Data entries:
....
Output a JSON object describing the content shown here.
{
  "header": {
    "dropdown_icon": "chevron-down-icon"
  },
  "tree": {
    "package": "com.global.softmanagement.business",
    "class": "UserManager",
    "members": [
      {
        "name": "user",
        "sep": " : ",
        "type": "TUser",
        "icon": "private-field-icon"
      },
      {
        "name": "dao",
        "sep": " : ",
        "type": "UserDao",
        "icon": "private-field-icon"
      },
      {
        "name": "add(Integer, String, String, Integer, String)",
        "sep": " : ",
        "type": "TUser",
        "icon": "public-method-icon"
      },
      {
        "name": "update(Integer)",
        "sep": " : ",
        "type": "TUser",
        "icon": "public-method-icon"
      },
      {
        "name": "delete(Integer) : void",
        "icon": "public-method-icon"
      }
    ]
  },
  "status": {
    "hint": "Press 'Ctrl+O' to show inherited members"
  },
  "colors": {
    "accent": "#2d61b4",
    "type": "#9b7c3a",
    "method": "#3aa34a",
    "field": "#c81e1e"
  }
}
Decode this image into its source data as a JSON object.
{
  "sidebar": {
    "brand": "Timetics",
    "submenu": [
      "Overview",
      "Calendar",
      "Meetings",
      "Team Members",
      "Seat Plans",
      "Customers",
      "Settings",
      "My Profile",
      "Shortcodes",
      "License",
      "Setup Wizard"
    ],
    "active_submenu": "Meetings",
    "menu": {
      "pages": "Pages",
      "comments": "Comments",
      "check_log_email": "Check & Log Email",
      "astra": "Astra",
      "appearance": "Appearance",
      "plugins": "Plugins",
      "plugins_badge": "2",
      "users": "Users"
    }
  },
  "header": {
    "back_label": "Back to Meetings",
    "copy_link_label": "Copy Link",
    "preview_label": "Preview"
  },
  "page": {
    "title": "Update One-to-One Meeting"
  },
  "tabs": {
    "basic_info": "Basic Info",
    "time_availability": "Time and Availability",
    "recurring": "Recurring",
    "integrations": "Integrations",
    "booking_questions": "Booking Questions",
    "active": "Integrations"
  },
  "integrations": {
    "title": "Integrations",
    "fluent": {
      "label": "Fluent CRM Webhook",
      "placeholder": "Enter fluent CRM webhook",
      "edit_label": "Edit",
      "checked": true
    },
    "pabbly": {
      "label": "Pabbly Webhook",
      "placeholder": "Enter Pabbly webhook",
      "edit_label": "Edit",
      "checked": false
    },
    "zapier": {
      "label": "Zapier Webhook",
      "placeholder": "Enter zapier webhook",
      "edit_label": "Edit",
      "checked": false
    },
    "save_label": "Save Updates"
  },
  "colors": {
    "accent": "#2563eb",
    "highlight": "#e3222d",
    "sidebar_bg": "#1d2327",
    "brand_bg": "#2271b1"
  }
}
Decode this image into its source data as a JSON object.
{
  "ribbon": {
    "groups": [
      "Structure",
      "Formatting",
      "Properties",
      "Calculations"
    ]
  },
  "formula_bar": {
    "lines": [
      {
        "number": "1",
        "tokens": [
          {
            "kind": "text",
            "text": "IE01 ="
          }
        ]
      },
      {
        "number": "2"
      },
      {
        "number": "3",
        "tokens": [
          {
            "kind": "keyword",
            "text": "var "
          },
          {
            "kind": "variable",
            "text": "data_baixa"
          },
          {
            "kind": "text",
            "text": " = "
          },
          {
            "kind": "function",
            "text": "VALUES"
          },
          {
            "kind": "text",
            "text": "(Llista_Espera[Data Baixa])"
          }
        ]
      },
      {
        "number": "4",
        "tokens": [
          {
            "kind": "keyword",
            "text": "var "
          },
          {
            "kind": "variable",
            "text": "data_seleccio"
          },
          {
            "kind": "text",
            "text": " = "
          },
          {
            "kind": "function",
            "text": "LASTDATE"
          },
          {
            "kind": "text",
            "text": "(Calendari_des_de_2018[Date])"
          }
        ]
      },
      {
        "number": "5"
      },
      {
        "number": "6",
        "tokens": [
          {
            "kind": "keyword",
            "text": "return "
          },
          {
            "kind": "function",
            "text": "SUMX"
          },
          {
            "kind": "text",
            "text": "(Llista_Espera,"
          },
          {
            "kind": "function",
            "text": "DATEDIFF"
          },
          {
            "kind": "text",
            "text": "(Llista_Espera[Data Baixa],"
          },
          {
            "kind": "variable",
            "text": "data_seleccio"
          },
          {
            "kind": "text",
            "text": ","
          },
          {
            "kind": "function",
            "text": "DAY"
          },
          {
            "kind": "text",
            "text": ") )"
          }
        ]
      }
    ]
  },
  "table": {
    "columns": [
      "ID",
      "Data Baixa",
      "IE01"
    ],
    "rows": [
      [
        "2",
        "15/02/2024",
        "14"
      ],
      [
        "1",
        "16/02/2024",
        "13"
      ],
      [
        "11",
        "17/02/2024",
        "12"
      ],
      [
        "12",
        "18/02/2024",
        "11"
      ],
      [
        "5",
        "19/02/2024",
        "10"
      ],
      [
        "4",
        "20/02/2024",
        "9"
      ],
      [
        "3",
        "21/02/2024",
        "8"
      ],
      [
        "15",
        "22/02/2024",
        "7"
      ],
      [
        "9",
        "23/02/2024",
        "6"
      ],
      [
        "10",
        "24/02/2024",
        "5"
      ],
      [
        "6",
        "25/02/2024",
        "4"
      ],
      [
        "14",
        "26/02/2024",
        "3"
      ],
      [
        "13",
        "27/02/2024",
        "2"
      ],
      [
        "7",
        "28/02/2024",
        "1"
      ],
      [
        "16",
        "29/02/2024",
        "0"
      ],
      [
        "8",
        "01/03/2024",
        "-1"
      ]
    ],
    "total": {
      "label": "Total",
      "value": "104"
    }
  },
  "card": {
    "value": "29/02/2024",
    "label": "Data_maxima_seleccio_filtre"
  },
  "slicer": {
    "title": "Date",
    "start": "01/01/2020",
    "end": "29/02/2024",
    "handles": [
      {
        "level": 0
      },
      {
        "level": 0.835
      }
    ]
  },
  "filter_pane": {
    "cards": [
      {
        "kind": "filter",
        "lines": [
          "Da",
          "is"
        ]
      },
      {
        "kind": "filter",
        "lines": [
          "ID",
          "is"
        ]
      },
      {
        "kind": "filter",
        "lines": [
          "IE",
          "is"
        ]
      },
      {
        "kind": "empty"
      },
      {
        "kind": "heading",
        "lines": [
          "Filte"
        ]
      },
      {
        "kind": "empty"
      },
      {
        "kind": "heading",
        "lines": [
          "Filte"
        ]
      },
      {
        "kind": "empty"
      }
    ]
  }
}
....
Set problem: Pull out every line of the records above that contains the word "name".

Task result:
        "name": "user",
        "name": "dao",
        "name": "add(Integer, String, String, Integer, String)",
        "name": "update(Integer)",
        "name": "delete(Integer) : void",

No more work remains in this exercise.